- **What you are asked to do**
Pictures stay out of the copy; restate everything else in the material exactly.

- **The data**
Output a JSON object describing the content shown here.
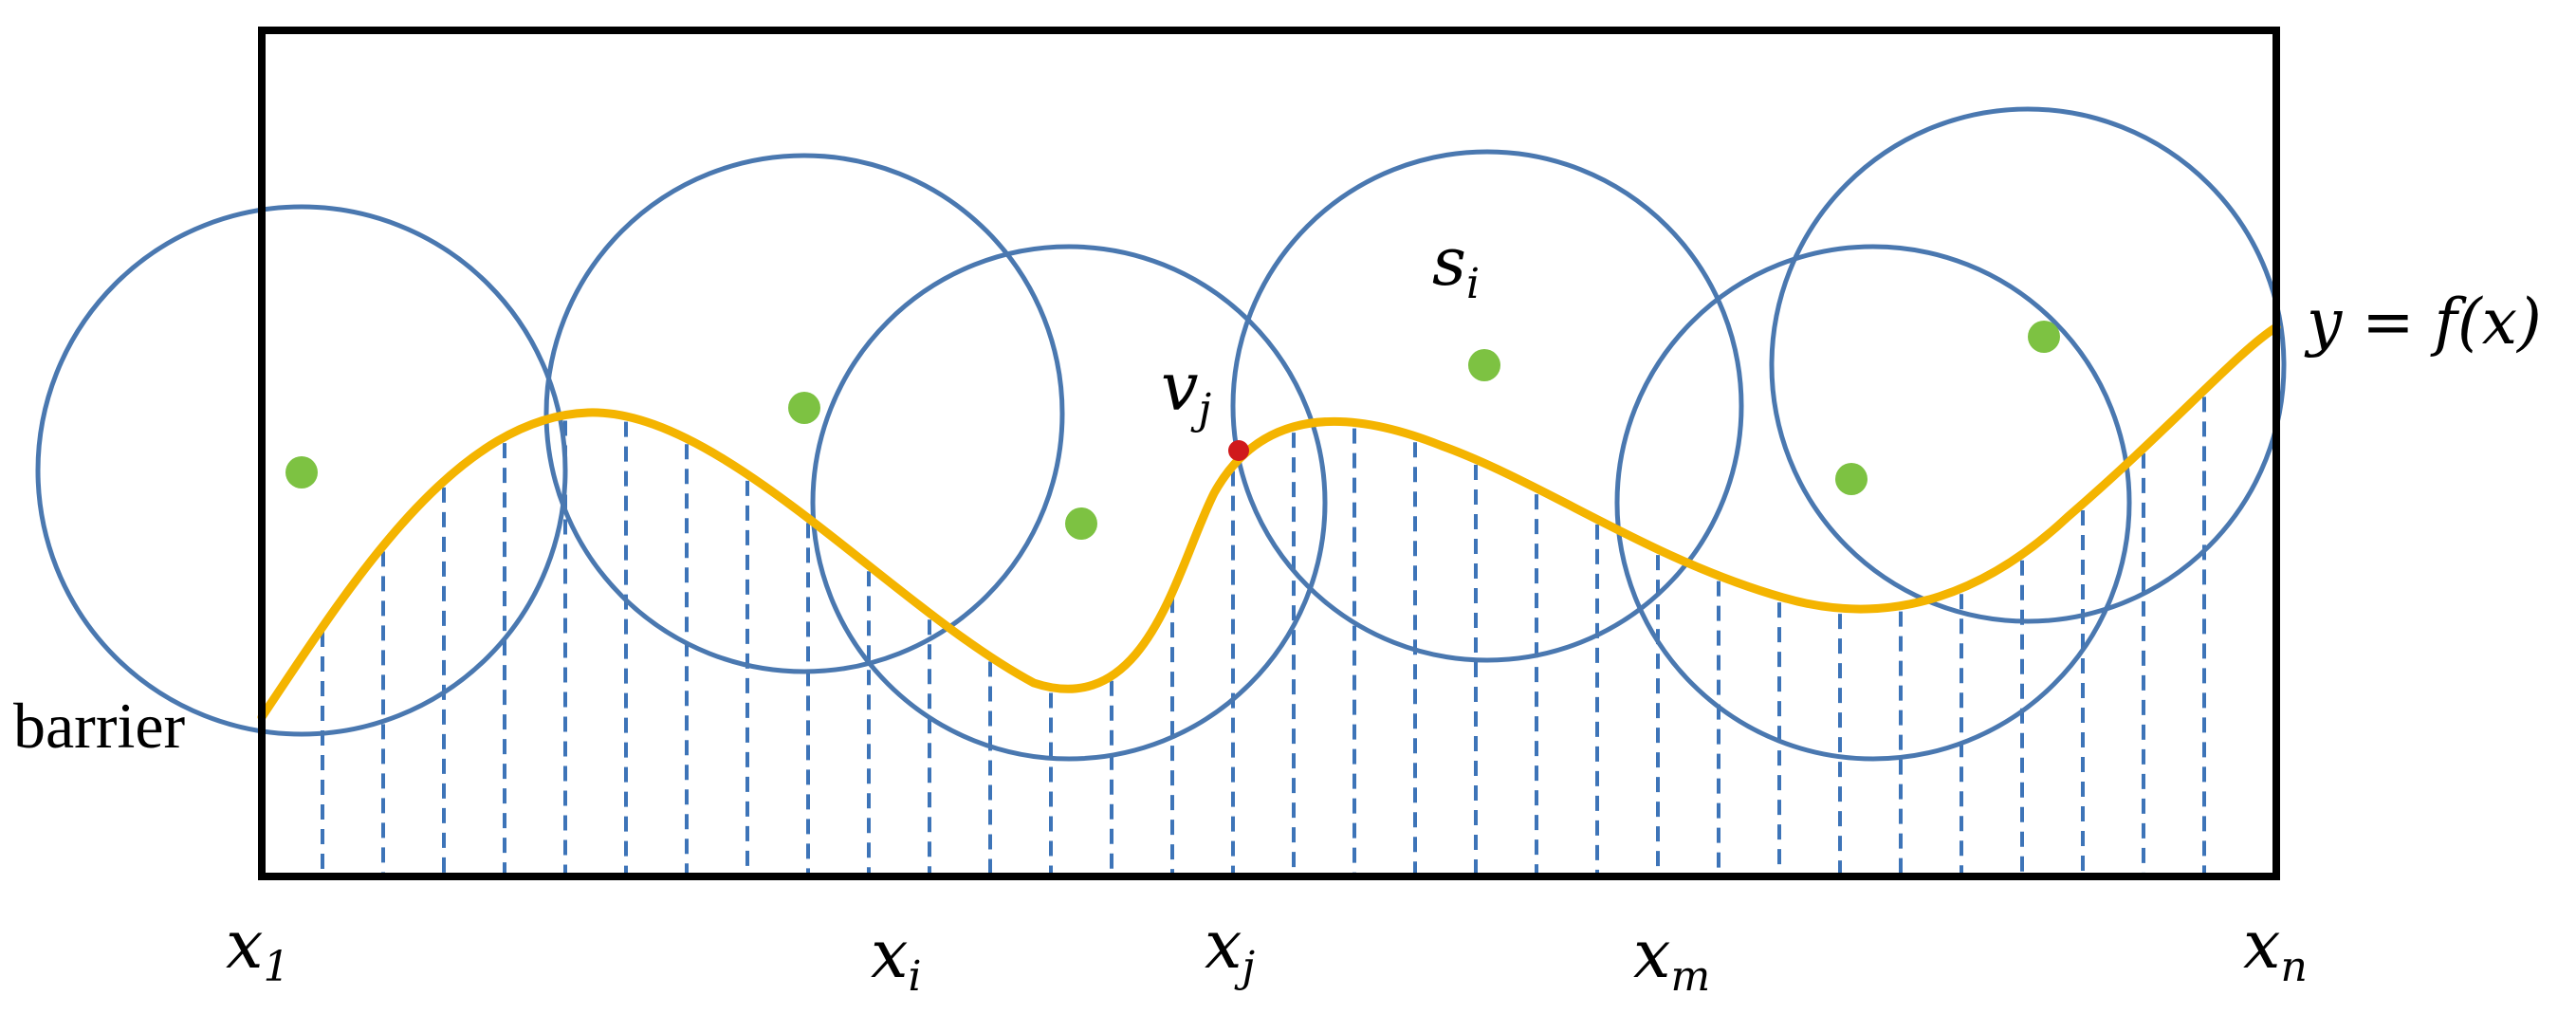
{
  "labels": {
    "barrier": "barrier",
    "curve": "y = f(x)",
    "sensor": {
      "base": "s",
      "sub": "i"
    },
    "point": {
      "base": "v",
      "sub": "j"
    }
  },
  "x_ticks": [
    {
      "base": "x",
      "sub": "1"
    },
    {
      "base": "x",
      "sub": "i"
    },
    {
      "base": "x",
      "sub": "j"
    },
    {
      "base": "x",
      "sub": "m"
    },
    {
      "base": "x",
      "sub": "n"
    }
  ],
  "colors": {
    "frame": "#000000",
    "circle": "#4a78b0",
    "curve": "#f4b400",
    "dashes": "#3d74b8",
    "sensor_fill": "#7dc242",
    "point_fill": "#d0191b"
  }
}
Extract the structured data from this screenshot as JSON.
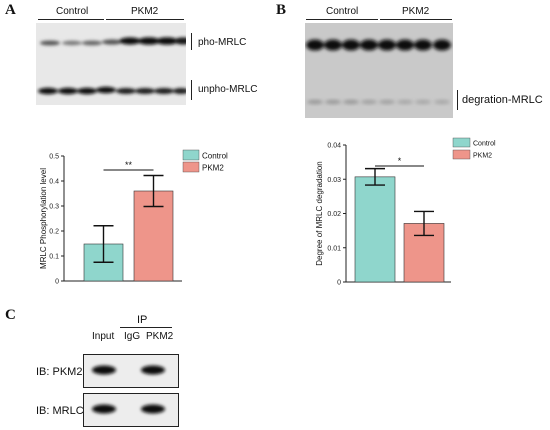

- **Output for this task**
Output a JSON object describing the content shown here.
{
  "labels": {
    "barrier": "barrier",
    "curve": "y = f(x)",
    "sensor": {
      "base": "s",
      "sub": "i"
    },
    "point": {
      "base": "v",
      "sub": "j"
    }
  },
  "x_ticks": [
    {
      "base": "x",
      "sub": "1"
    },
    {
      "base": "x",
      "sub": "i"
    },
    {
      "base": "x",
      "sub": "j"
    },
    {
      "base": "x",
      "sub": "m"
    },
    {
      "base": "x",
      "sub": "n"
    }
  ],
  "colors": {
    "frame": "#000000",
    "circle": "#4a78b0",
    "curve": "#f4b400",
    "dashes": "#3d74b8",
    "sensor_fill": "#7dc242",
    "point_fill": "#d0191b"
  }
}
Extract the structured data from this screenshot as JSON.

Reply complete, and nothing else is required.